* Start STORED DATA *
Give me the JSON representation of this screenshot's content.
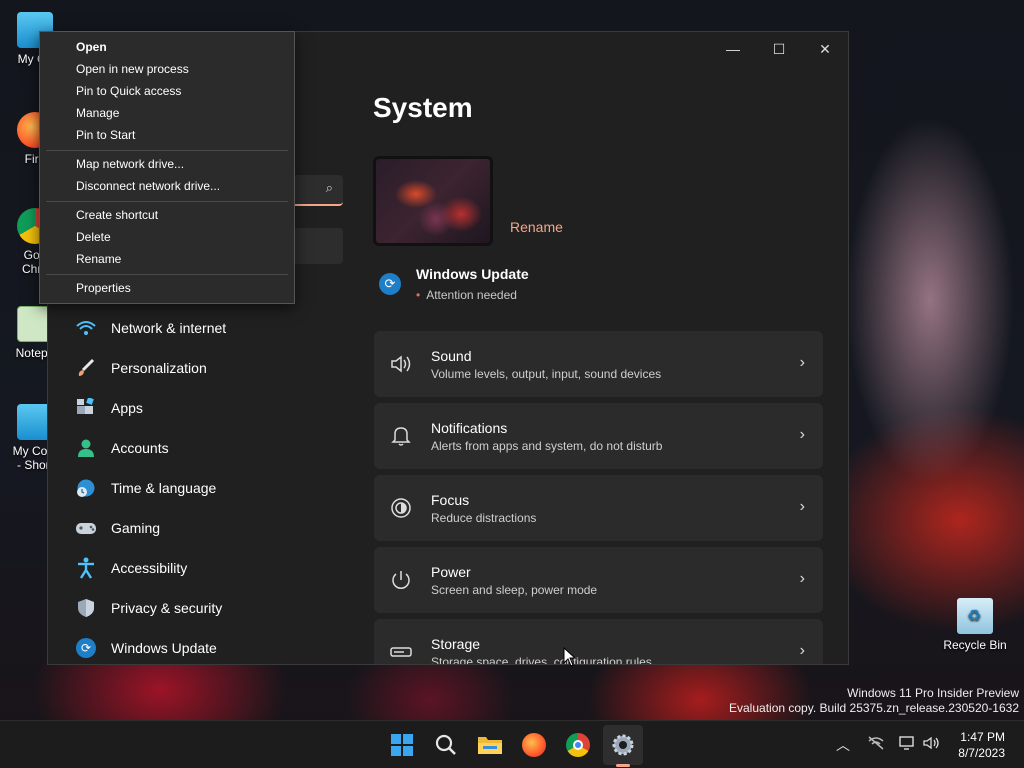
{
  "desktop": {
    "icons": [
      {
        "label": "My Co",
        "icon": "computer-icon"
      },
      {
        "label": "Fire",
        "icon": "firefox-icon"
      },
      {
        "label": "Goo\nChro",
        "icon": "chrome-icon"
      },
      {
        "label": "Notepa",
        "icon": "notepad-icon"
      },
      {
        "label": "My Com\n- Short",
        "icon": "computer-shortcut-icon"
      },
      {
        "label": "Recycle Bin",
        "icon": "recycle-bin-icon"
      }
    ],
    "watermark": {
      "line1": "Windows 11 Pro Insider Preview",
      "line2": "Evaluation copy. Build 25375.zn_release.230520-1632"
    }
  },
  "context_menu": {
    "items": [
      "Open",
      "Open in new process",
      "Pin to Quick access",
      "Manage",
      "Pin to Start",
      "Map network drive...",
      "Disconnect network drive...",
      "Create shortcut",
      "Delete",
      "Rename",
      "Properties"
    ]
  },
  "settings": {
    "window_controls": {
      "minimize": "—",
      "maximize": "☐",
      "close": "✕"
    },
    "search_icon": "search-icon",
    "nav": [
      {
        "label": "Network & internet",
        "icon": "wifi-icon"
      },
      {
        "label": "Personalization",
        "icon": "brush-icon"
      },
      {
        "label": "Apps",
        "icon": "apps-icon"
      },
      {
        "label": "Accounts",
        "icon": "person-icon"
      },
      {
        "label": "Time & language",
        "icon": "globe-clock-icon"
      },
      {
        "label": "Gaming",
        "icon": "gamepad-icon"
      },
      {
        "label": "Accessibility",
        "icon": "accessibility-icon"
      },
      {
        "label": "Privacy & security",
        "icon": "shield-icon"
      },
      {
        "label": "Windows Update",
        "icon": "update-icon"
      }
    ],
    "page_title": "System",
    "rename_label": "Rename",
    "windows_update": {
      "title": "Windows Update",
      "status": "Attention needed"
    },
    "cards": [
      {
        "title": "Sound",
        "subtitle": "Volume levels, output, input, sound devices",
        "icon": "speaker-icon"
      },
      {
        "title": "Notifications",
        "subtitle": "Alerts from apps and system, do not disturb",
        "icon": "bell-icon"
      },
      {
        "title": "Focus",
        "subtitle": "Reduce distractions",
        "icon": "focus-icon"
      },
      {
        "title": "Power",
        "subtitle": "Screen and sleep, power mode",
        "icon": "power-icon"
      },
      {
        "title": "Storage",
        "subtitle": "Storage space, drives, configuration rules",
        "icon": "storage-icon"
      }
    ]
  },
  "taskbar": {
    "apps": [
      "windows-start-icon",
      "search-icon",
      "file-explorer-icon",
      "firefox-icon",
      "chrome-icon",
      "settings-icon"
    ],
    "tray": [
      "chevron-up-icon",
      "network-off-icon",
      "display-icon",
      "volume-icon"
    ],
    "time": "1:47 PM",
    "date": "8/7/2023"
  },
  "colors": {
    "accent": "#f4a58a",
    "update_blue": "#1e7fc8",
    "window_bg": "#202020",
    "card_bg": "#2b2b2b"
  }
}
* End STORED DATA *
Take the entries shown above and quote them verbatim, passing over the pictures.

[REPLY]:
Give me the JSON representation of this screenshot's content.
{
  "desktop": {
    "icons": [
      {
        "label": "My Co",
        "icon": "computer-icon"
      },
      {
        "label": "Fire",
        "icon": "firefox-icon"
      },
      {
        "label": "Goo\nChro",
        "icon": "chrome-icon"
      },
      {
        "label": "Notepa",
        "icon": "notepad-icon"
      },
      {
        "label": "My Com\n- Short",
        "icon": "computer-shortcut-icon"
      },
      {
        "label": "Recycle Bin",
        "icon": "recycle-bin-icon"
      }
    ],
    "watermark": {
      "line1": "Windows 11 Pro Insider Preview",
      "line2": "Evaluation copy. Build 25375.zn_release.230520-1632"
    }
  },
  "context_menu": {
    "items": [
      "Open",
      "Open in new process",
      "Pin to Quick access",
      "Manage",
      "Pin to Start",
      "Map network drive...",
      "Disconnect network drive...",
      "Create shortcut",
      "Delete",
      "Rename",
      "Properties"
    ]
  },
  "settings": {
    "window_controls": {
      "minimize": "—",
      "maximize": "☐",
      "close": "✕"
    },
    "search_icon": "search-icon",
    "nav": [
      {
        "label": "Network & internet",
        "icon": "wifi-icon"
      },
      {
        "label": "Personalization",
        "icon": "brush-icon"
      },
      {
        "label": "Apps",
        "icon": "apps-icon"
      },
      {
        "label": "Accounts",
        "icon": "person-icon"
      },
      {
        "label": "Time & language",
        "icon": "globe-clock-icon"
      },
      {
        "label": "Gaming",
        "icon": "gamepad-icon"
      },
      {
        "label": "Accessibility",
        "icon": "accessibility-icon"
      },
      {
        "label": "Privacy & security",
        "icon": "shield-icon"
      },
      {
        "label": "Windows Update",
        "icon": "update-icon"
      }
    ],
    "page_title": "System",
    "rename_label": "Rename",
    "windows_update": {
      "title": "Windows Update",
      "status": "Attention needed"
    },
    "cards": [
      {
        "title": "Sound",
        "subtitle": "Volume levels, output, input, sound devices",
        "icon": "speaker-icon"
      },
      {
        "title": "Notifications",
        "subtitle": "Alerts from apps and system, do not disturb",
        "icon": "bell-icon"
      },
      {
        "title": "Focus",
        "subtitle": "Reduce distractions",
        "icon": "focus-icon"
      },
      {
        "title": "Power",
        "subtitle": "Screen and sleep, power mode",
        "icon": "power-icon"
      },
      {
        "title": "Storage",
        "subtitle": "Storage space, drives, configuration rules",
        "icon": "storage-icon"
      }
    ]
  },
  "taskbar": {
    "apps": [
      "windows-start-icon",
      "search-icon",
      "file-explorer-icon",
      "firefox-icon",
      "chrome-icon",
      "settings-icon"
    ],
    "tray": [
      "chevron-up-icon",
      "network-off-icon",
      "display-icon",
      "volume-icon"
    ],
    "time": "1:47 PM",
    "date": "8/7/2023"
  },
  "colors": {
    "accent": "#f4a58a",
    "update_blue": "#1e7fc8",
    "window_bg": "#202020",
    "card_bg": "#2b2b2b"
  }
}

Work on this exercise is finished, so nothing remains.